-- AIM --
Which lines hold the word "into"? Copy each of them from the material.

>> Begin INFORMATION GIVEN

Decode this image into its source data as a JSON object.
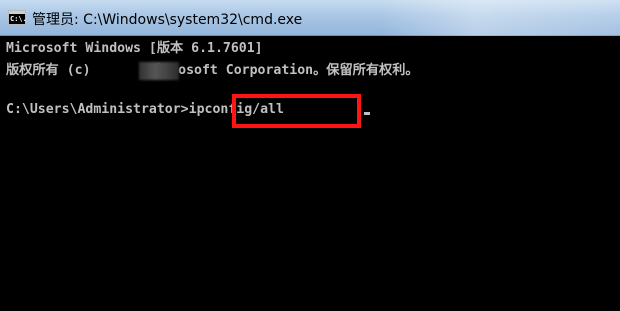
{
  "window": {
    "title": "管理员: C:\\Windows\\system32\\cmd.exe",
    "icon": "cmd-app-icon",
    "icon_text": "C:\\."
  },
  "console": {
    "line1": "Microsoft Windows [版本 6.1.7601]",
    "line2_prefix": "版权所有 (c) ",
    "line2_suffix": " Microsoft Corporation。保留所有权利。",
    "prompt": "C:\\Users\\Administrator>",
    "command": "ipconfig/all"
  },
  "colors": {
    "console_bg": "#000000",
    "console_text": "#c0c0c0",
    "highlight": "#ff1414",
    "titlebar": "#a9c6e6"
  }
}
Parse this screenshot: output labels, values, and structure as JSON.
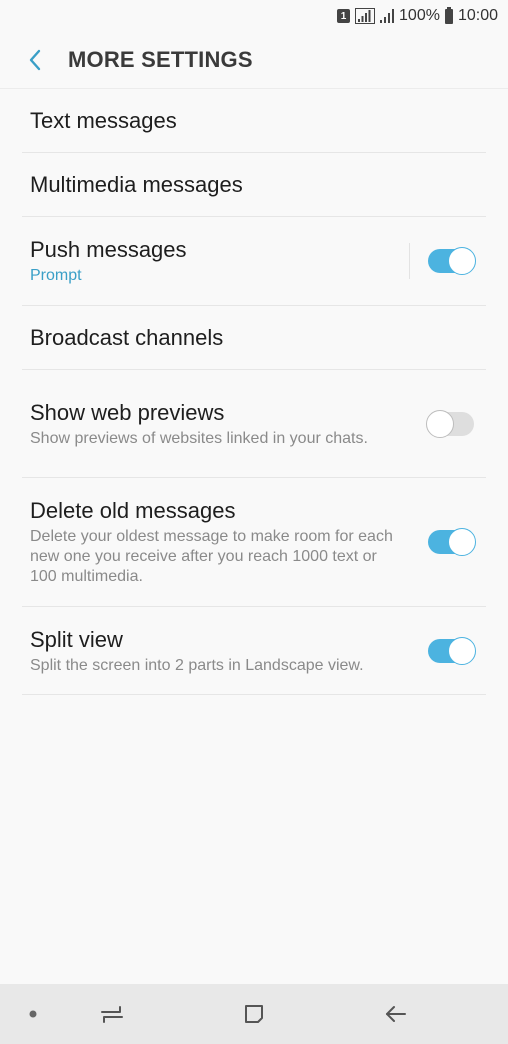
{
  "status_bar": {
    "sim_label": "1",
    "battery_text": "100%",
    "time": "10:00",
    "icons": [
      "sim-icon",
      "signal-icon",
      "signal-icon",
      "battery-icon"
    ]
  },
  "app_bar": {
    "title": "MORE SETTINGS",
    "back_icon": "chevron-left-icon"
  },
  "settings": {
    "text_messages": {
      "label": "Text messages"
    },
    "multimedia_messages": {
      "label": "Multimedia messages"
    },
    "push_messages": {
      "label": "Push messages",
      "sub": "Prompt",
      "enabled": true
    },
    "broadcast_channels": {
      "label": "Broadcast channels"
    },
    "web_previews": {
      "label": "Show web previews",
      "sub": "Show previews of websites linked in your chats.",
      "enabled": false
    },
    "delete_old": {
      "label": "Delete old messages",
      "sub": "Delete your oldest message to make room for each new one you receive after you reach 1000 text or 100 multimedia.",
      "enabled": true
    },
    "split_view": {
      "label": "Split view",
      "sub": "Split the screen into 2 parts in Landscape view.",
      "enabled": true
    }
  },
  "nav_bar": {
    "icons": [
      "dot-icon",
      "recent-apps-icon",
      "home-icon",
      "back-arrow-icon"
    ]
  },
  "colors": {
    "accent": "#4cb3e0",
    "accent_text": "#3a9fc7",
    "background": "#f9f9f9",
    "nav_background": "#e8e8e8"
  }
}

>> End INFORMATION GIVEN
>> Begin INFORMATION GIVEN

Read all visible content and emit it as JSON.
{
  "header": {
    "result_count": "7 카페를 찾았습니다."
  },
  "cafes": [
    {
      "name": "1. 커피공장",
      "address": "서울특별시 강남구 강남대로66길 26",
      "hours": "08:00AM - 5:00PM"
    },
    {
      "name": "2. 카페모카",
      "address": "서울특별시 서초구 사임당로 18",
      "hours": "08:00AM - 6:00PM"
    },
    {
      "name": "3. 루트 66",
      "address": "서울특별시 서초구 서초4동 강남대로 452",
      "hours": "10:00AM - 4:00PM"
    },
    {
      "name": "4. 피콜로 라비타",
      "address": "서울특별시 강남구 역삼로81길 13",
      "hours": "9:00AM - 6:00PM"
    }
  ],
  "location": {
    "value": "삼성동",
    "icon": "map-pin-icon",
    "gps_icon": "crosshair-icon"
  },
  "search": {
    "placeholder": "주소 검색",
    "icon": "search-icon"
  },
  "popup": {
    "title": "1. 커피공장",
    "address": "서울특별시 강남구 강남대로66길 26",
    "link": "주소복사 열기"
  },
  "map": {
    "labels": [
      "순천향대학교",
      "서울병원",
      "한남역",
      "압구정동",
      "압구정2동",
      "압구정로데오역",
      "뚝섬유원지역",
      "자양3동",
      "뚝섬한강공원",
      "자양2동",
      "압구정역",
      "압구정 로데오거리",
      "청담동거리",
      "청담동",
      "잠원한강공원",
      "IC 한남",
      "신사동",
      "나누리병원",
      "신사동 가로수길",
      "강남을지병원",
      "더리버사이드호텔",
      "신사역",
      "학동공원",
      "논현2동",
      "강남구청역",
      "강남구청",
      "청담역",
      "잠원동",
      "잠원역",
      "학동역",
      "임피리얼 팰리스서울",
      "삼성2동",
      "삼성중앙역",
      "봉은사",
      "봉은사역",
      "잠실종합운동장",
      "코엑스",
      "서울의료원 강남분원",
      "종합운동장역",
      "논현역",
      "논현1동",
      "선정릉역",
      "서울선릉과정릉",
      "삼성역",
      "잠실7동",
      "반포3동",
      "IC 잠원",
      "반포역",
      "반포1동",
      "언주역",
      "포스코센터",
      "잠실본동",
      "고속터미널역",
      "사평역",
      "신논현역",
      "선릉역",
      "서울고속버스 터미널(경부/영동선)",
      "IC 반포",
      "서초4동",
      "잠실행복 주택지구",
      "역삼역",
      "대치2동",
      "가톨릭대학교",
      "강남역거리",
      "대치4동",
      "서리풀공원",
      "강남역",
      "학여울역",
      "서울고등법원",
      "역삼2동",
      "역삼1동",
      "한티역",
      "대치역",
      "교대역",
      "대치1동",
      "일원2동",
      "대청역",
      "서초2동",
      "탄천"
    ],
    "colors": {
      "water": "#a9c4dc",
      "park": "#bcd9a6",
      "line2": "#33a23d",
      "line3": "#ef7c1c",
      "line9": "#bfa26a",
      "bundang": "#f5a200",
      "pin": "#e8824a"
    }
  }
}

>> End INFORMATION GIVEN
>> Begin INFORMATION GIVEN

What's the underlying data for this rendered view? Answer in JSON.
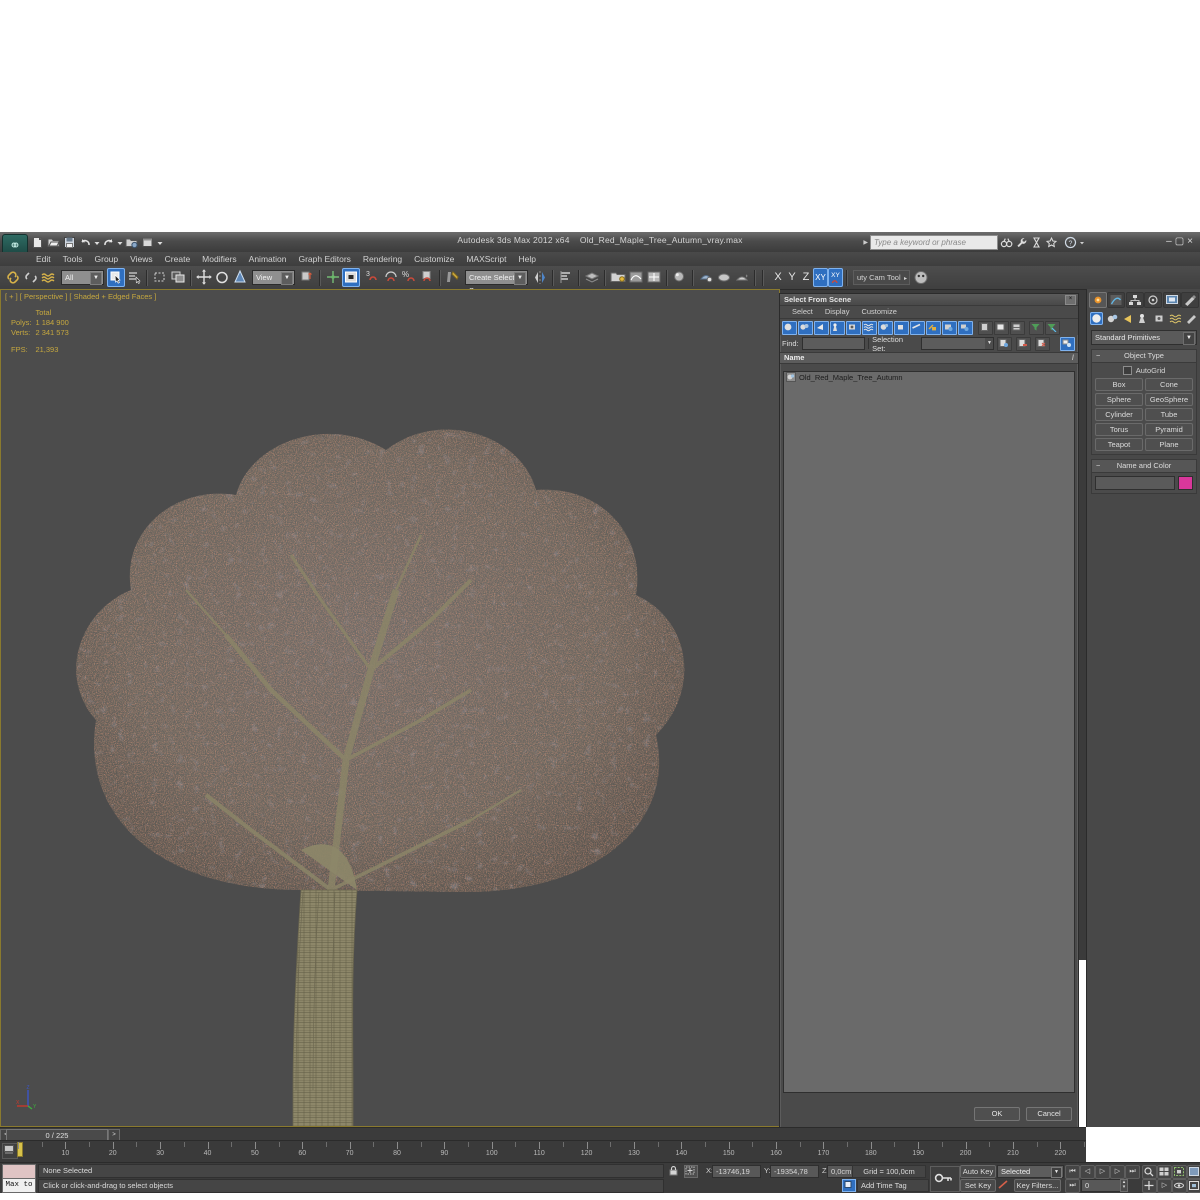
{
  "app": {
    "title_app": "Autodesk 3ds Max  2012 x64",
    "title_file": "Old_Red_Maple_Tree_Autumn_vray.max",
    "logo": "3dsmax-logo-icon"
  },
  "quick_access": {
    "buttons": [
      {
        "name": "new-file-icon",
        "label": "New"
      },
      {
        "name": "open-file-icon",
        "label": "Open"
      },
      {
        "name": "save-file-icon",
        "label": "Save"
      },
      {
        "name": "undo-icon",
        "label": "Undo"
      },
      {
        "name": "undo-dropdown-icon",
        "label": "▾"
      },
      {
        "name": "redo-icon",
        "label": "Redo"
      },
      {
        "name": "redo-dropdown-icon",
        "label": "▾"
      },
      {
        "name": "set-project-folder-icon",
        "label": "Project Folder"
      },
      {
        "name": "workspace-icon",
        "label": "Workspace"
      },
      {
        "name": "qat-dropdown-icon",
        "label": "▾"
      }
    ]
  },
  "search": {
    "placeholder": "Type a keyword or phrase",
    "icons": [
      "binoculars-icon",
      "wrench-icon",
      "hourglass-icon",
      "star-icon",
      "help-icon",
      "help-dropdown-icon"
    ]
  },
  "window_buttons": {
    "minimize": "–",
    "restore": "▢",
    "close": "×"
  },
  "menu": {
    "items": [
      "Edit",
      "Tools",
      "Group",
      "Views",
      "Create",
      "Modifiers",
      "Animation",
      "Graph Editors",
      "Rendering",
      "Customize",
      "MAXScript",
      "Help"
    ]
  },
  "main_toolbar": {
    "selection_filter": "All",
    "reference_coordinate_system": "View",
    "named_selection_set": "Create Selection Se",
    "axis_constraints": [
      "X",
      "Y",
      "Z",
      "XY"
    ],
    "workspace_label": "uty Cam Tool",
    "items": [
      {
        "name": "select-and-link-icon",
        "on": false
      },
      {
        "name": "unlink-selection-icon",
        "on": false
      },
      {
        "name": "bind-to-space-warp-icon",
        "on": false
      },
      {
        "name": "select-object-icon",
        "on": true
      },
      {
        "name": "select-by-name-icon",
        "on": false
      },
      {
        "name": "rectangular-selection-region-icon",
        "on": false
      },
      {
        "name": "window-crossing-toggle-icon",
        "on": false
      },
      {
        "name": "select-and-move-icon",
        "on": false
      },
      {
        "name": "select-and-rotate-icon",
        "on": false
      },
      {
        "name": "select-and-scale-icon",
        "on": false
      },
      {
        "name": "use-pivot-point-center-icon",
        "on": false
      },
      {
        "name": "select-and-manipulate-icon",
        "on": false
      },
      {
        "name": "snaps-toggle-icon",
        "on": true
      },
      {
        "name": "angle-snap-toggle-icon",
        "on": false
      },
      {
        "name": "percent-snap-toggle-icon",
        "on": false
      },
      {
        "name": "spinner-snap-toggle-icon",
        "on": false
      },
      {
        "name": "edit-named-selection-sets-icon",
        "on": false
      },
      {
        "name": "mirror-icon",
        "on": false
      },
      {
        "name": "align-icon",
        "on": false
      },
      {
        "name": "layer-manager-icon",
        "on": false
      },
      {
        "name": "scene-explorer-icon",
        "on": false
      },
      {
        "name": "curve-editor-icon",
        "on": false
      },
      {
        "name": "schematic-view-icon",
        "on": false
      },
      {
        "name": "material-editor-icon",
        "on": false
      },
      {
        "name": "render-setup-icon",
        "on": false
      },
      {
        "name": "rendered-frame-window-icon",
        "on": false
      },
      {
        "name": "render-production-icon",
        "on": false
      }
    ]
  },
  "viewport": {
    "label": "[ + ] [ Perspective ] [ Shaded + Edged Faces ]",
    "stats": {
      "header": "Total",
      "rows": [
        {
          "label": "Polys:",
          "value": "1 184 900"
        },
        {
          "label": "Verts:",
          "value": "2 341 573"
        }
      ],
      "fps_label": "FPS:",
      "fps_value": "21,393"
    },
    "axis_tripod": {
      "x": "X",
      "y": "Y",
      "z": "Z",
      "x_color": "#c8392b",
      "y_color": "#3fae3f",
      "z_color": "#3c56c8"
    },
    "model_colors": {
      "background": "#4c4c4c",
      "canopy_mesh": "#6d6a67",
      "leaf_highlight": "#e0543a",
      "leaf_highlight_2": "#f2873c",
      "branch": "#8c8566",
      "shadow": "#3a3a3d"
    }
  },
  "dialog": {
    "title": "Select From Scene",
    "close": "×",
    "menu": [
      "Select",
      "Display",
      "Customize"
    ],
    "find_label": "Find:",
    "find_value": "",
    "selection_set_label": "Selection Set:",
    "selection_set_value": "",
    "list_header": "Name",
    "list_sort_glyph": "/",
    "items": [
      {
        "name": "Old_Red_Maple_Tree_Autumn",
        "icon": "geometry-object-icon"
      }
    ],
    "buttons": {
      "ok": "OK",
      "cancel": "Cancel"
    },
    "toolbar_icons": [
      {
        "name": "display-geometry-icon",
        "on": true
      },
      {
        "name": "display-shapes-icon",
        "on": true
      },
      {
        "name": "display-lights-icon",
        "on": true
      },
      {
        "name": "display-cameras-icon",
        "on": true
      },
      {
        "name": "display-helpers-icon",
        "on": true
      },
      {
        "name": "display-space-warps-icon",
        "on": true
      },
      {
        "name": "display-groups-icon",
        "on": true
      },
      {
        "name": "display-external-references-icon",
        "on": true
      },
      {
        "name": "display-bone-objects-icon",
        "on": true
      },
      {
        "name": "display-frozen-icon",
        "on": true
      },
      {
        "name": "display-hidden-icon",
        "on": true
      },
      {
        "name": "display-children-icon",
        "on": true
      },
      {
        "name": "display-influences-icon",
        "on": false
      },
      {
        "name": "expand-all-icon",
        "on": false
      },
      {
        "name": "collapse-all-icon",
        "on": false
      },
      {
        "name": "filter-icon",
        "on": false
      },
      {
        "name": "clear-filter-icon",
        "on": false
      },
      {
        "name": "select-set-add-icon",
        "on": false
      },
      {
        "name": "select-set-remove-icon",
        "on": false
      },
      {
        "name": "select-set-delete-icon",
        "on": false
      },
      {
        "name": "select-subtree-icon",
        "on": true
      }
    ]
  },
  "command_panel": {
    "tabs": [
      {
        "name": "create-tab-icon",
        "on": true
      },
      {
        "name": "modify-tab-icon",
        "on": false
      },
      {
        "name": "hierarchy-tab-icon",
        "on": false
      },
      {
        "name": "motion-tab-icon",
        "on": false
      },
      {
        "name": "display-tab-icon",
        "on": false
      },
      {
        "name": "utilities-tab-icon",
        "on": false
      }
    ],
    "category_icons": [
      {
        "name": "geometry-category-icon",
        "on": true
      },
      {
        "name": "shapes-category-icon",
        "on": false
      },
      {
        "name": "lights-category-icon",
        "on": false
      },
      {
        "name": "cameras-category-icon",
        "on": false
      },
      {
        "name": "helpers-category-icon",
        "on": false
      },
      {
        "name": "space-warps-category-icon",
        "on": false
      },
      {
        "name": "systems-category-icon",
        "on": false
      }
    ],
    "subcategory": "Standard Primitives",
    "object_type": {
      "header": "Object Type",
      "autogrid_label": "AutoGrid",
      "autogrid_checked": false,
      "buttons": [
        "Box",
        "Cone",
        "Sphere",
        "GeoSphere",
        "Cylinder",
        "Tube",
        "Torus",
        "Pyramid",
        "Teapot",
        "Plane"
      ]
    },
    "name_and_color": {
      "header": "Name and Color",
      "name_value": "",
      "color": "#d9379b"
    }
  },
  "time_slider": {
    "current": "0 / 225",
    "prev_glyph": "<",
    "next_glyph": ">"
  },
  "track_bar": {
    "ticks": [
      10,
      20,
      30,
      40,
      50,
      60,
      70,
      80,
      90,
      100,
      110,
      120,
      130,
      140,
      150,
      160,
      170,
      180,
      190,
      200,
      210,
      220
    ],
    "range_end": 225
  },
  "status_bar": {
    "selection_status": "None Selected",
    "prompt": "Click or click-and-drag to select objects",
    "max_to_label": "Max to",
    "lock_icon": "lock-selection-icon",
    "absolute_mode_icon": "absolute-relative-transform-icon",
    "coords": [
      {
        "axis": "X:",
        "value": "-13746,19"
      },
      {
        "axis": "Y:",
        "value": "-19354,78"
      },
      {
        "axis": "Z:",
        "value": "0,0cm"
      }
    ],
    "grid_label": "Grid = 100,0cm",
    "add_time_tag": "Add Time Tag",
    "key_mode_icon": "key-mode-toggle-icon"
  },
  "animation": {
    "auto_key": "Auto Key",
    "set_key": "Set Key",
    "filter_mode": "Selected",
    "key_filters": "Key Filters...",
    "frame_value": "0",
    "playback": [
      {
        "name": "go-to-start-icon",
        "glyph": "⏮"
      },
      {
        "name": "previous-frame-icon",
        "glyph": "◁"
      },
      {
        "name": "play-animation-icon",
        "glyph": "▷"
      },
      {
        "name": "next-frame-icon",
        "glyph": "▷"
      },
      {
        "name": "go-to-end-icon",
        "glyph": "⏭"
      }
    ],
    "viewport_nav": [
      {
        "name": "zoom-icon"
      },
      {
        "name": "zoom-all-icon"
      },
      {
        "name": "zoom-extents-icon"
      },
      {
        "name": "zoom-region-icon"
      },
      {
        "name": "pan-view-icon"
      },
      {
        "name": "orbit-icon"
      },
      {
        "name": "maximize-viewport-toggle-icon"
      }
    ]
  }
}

>> End INFORMATION GIVEN

-- REPLY --
Decode this image into its source data as a JSON object.
      "sub": "Split the screen into 2 parts in Landscape view.",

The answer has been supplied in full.